> _WHAT THE TASK ASKS_: Reproduce each line that includes the word "content".

* START SOURCE RECORDS *

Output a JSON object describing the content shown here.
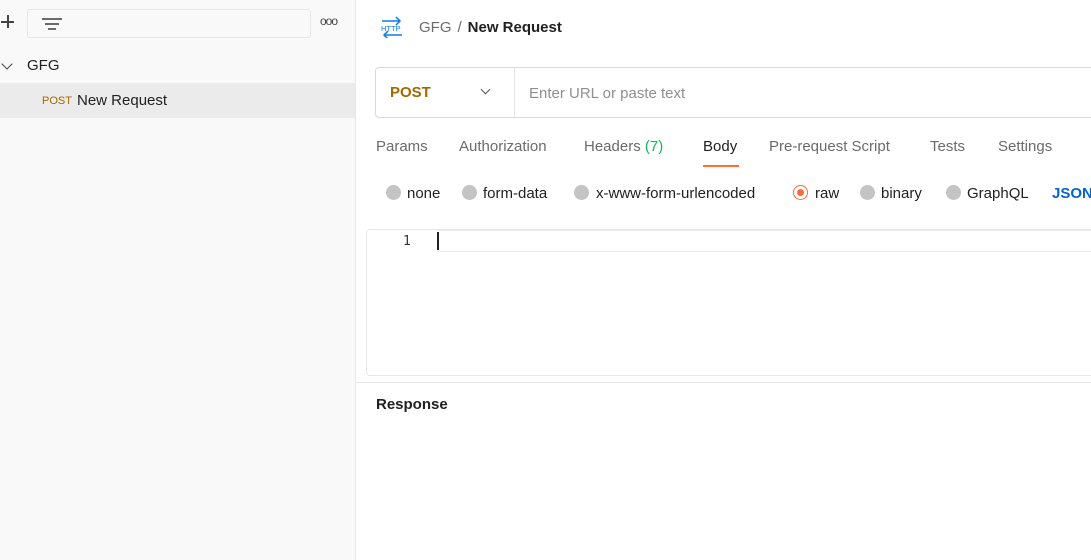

* END SOURCE RECORDS *
* START SOURCE RECORDS *

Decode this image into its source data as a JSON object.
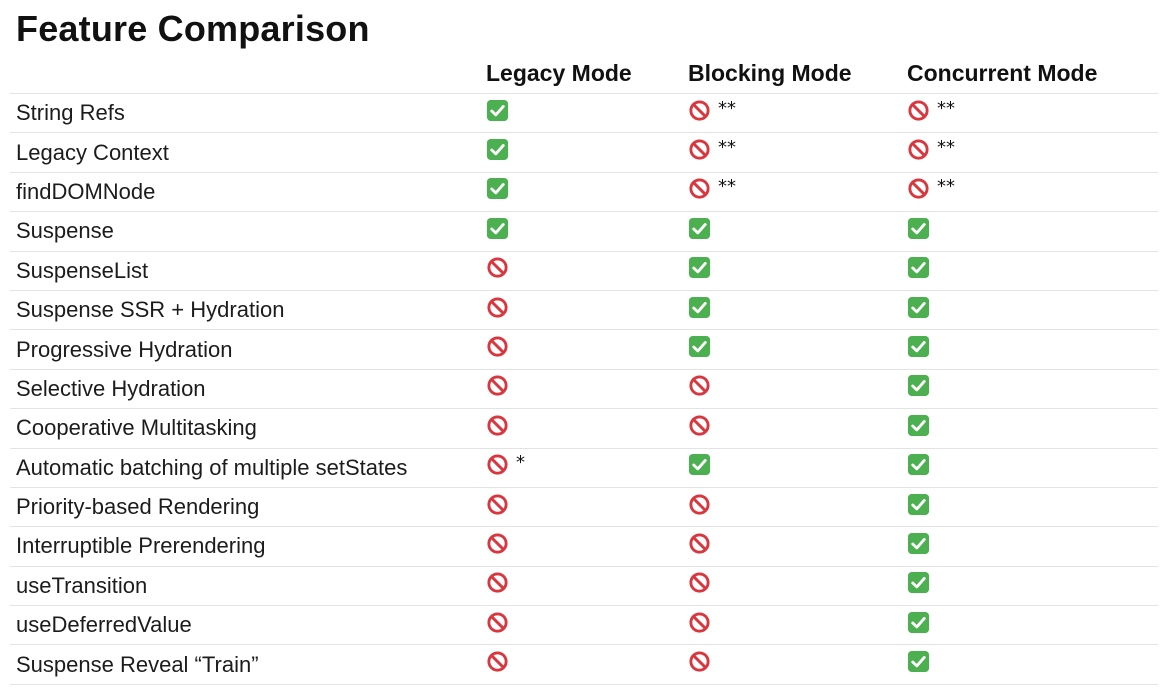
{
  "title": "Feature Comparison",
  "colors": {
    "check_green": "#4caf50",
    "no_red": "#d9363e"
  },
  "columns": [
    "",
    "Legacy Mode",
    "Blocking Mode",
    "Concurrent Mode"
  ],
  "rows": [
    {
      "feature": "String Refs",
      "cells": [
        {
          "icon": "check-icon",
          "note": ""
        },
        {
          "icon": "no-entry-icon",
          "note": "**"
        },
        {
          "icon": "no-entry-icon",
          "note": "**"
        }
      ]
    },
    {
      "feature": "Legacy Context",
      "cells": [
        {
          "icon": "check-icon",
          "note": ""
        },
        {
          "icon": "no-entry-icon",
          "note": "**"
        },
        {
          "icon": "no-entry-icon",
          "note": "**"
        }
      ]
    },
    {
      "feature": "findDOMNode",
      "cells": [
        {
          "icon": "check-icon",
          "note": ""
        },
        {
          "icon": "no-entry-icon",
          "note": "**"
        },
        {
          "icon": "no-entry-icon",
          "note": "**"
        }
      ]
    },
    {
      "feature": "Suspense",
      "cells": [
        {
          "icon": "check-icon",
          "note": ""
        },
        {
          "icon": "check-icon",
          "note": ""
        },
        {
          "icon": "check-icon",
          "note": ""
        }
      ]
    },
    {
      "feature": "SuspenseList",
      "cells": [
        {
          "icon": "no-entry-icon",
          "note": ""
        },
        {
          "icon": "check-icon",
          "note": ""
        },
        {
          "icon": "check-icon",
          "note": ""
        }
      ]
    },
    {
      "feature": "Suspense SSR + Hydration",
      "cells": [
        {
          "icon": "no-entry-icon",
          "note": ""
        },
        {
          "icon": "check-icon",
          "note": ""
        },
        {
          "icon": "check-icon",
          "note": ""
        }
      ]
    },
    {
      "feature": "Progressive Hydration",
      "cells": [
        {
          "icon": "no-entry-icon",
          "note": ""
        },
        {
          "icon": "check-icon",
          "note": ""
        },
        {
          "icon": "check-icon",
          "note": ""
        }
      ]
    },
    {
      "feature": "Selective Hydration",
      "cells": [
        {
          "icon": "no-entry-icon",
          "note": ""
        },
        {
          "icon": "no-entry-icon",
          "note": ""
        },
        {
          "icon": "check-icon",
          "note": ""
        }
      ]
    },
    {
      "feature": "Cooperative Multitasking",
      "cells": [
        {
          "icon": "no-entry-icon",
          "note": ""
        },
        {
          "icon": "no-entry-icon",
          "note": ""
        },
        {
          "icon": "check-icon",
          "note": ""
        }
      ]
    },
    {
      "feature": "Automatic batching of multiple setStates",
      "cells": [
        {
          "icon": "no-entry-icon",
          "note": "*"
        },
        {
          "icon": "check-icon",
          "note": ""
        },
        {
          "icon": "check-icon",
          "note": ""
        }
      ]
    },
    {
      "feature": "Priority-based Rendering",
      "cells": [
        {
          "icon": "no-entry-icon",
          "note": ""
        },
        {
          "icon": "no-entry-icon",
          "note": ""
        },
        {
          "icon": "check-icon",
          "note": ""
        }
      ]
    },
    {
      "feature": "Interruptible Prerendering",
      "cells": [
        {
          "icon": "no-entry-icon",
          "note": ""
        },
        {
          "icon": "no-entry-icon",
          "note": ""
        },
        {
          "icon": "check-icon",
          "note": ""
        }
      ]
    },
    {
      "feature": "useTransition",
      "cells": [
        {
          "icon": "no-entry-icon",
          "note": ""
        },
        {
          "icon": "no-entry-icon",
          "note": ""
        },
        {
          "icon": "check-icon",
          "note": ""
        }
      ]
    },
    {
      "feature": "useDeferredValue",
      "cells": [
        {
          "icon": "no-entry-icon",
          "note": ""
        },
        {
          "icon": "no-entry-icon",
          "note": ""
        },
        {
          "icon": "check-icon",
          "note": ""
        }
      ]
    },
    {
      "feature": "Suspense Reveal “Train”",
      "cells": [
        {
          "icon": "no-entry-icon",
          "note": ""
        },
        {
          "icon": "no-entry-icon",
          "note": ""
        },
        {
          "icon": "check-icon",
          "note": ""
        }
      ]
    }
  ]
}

* END SOURCE RECORDS *
* START SOURCE RECORDS *

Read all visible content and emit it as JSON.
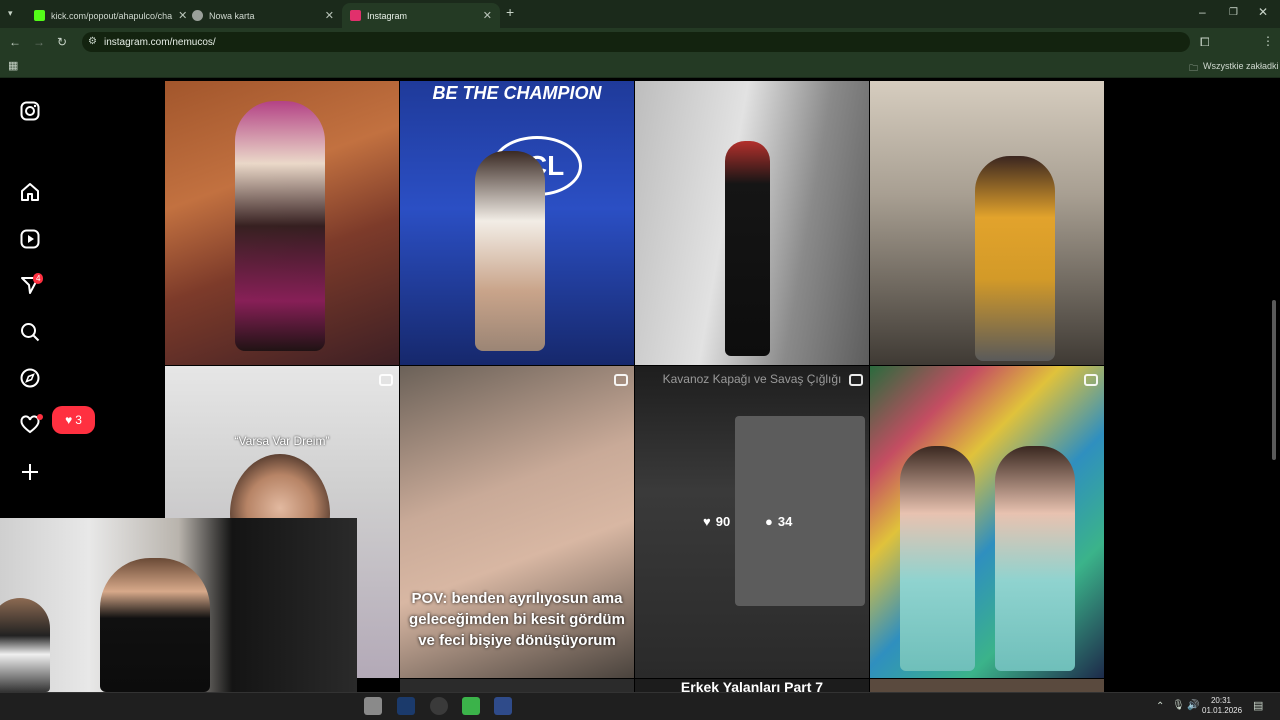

* END SOURCE RECORDS *

> _EXPECTED ANSWER_:
Output a JSON object describing the content shown here.
Read all visible content and emit it as JSON.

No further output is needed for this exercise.